-- START RECORDS FOR THIS EXERCISE --

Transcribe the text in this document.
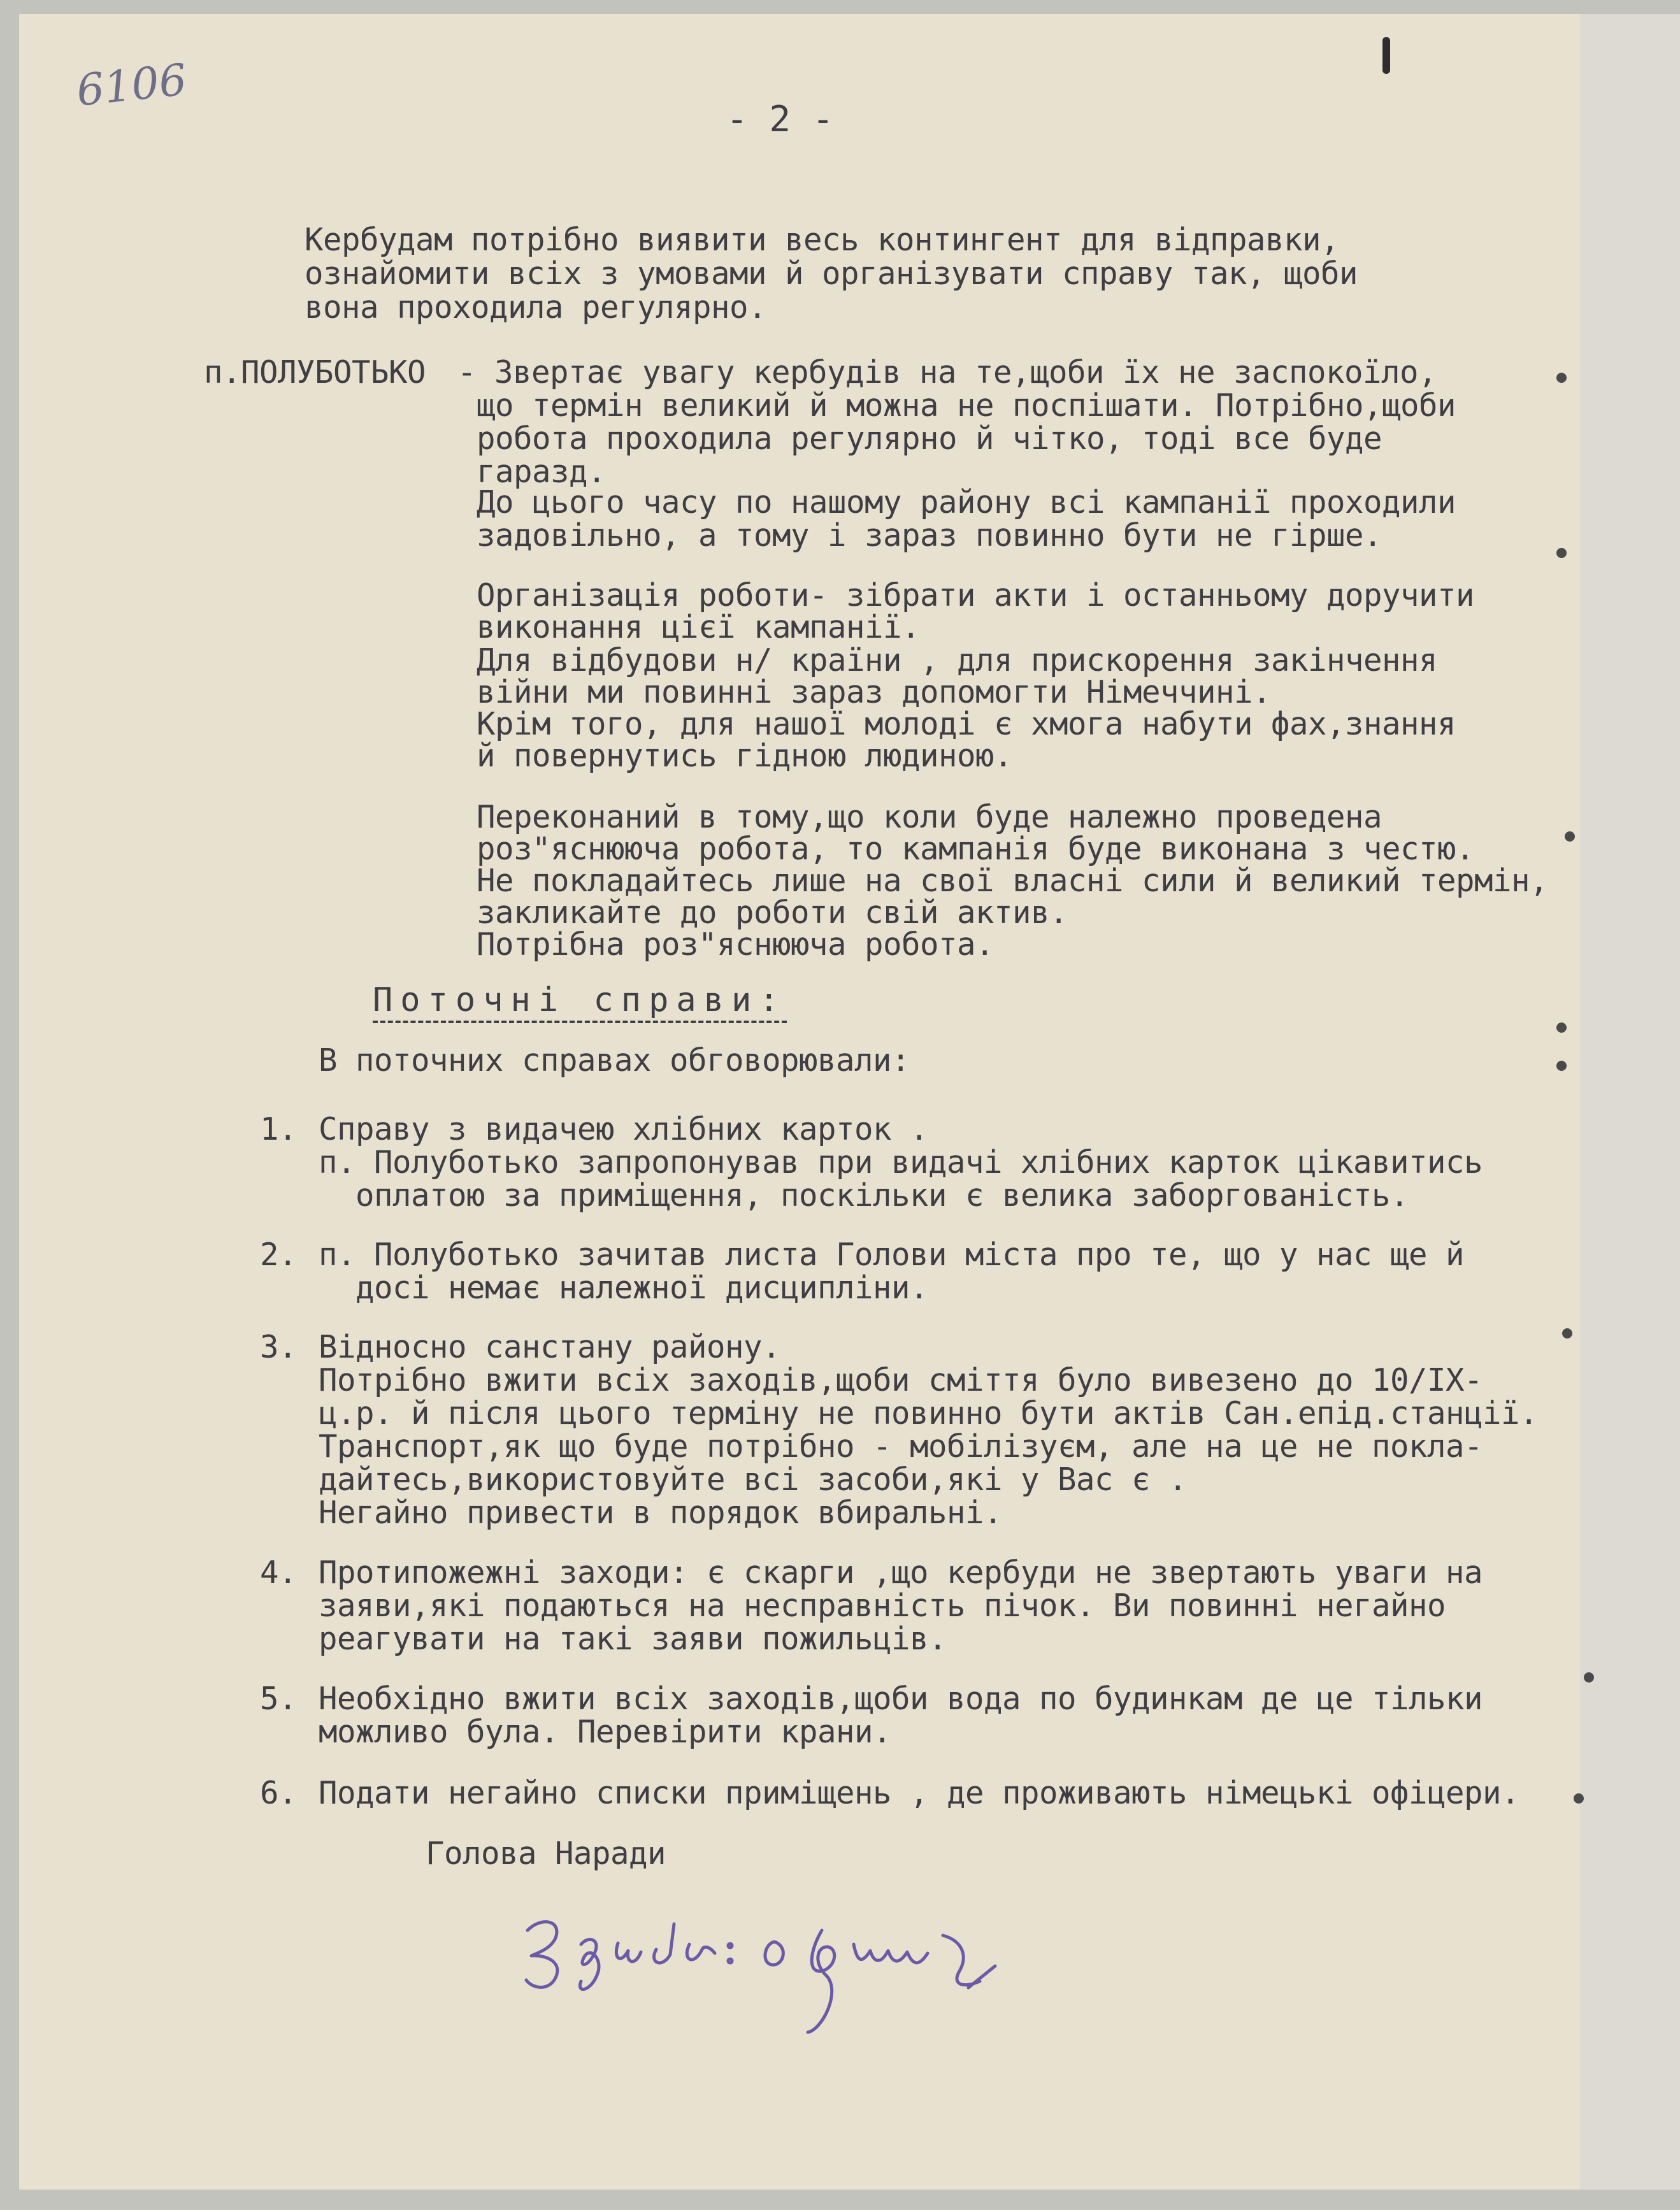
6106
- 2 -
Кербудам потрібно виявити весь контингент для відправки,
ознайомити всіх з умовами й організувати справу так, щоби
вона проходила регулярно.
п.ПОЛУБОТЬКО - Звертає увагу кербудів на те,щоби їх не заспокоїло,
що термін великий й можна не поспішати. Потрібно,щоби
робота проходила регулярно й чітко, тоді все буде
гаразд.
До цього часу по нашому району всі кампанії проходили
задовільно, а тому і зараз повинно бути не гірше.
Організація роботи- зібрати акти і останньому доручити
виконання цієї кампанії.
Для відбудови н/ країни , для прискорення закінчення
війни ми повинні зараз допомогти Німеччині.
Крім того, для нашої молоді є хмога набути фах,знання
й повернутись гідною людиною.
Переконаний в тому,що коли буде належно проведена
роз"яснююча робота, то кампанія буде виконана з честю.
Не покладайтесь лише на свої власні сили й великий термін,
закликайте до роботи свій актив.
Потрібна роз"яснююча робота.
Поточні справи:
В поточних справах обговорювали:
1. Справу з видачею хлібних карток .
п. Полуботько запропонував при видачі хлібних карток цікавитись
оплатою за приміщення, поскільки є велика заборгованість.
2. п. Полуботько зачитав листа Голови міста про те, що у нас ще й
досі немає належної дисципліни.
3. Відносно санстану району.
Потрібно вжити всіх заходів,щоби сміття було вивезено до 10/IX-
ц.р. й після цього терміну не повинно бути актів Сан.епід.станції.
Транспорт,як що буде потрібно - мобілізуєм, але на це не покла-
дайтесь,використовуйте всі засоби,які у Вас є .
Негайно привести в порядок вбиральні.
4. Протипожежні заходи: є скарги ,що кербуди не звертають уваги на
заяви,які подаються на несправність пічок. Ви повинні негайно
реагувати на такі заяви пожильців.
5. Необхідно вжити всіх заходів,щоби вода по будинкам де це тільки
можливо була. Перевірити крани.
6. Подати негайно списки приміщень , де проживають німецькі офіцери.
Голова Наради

-- END RECORDS FOR THIS EXERCISE --
-- START RECORDS FOR THIS EXERCISE --

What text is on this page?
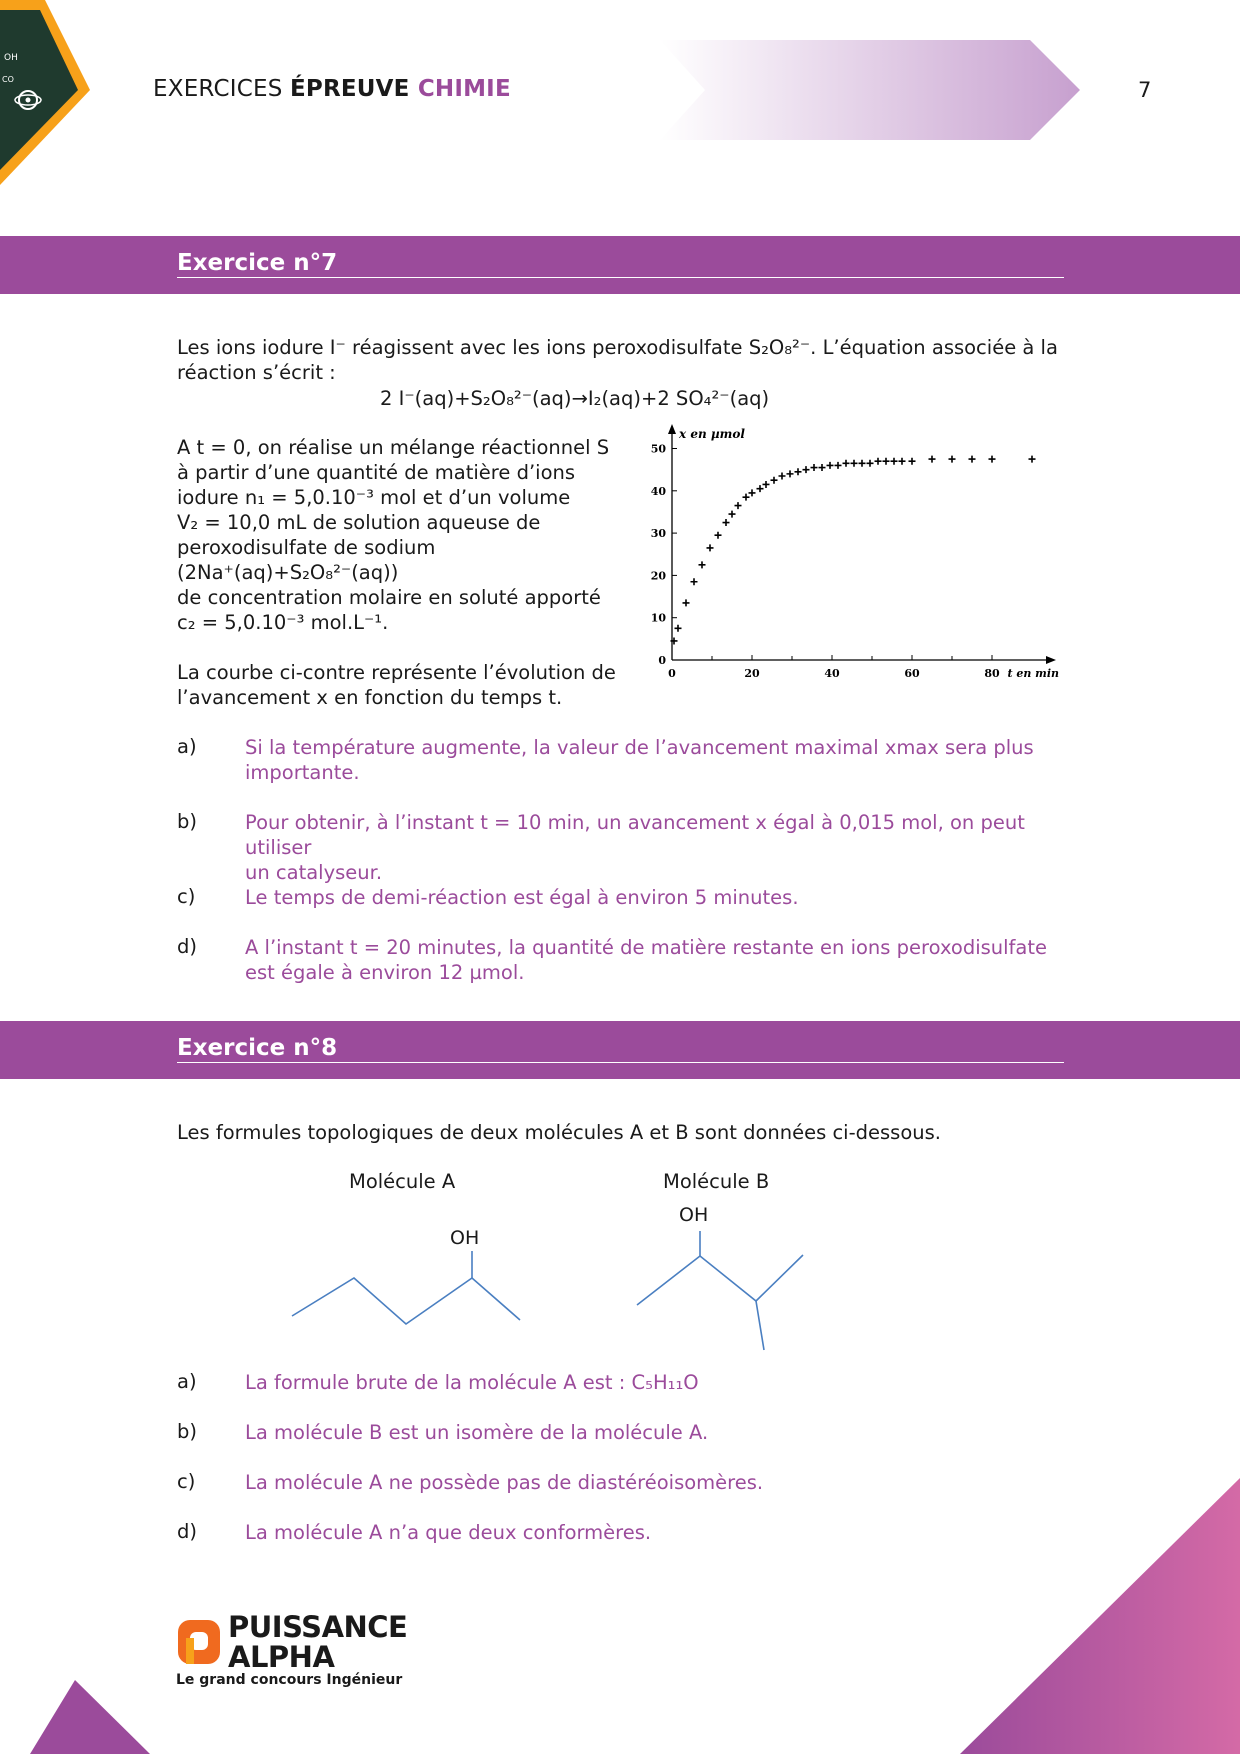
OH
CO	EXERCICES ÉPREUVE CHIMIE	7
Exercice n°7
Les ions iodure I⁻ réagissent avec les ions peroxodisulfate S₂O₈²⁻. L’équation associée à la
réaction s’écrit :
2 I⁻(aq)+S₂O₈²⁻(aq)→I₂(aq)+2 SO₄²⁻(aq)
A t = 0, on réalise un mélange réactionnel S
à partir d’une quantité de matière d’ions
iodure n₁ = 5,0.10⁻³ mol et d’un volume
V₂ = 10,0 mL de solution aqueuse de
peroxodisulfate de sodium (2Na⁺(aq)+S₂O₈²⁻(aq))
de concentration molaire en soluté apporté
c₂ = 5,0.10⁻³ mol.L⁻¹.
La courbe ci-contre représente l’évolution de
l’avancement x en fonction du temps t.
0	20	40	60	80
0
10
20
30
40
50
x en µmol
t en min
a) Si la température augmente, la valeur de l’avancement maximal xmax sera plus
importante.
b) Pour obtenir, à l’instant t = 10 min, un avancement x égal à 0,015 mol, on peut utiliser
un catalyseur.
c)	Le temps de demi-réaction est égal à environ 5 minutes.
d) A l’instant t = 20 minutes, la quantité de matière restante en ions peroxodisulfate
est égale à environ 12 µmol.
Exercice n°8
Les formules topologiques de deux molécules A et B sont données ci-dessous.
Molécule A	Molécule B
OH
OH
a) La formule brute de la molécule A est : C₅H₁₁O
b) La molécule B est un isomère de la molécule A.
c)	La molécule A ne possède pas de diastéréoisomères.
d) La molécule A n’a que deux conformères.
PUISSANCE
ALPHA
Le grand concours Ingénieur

-- END RECORDS FOR THIS EXERCISE --

## PROBLEM TO SOLVE
Consider the entries above and return each line with the string "instant".

## FINAL ANSWER
b) Pour obtenir, à l’instant t = 10 min, un avancement x égal à 0,015 mol, on peut utiliser
d) A l’instant t = 20 minutes, la quantité de matière restante en ions peroxodisulfate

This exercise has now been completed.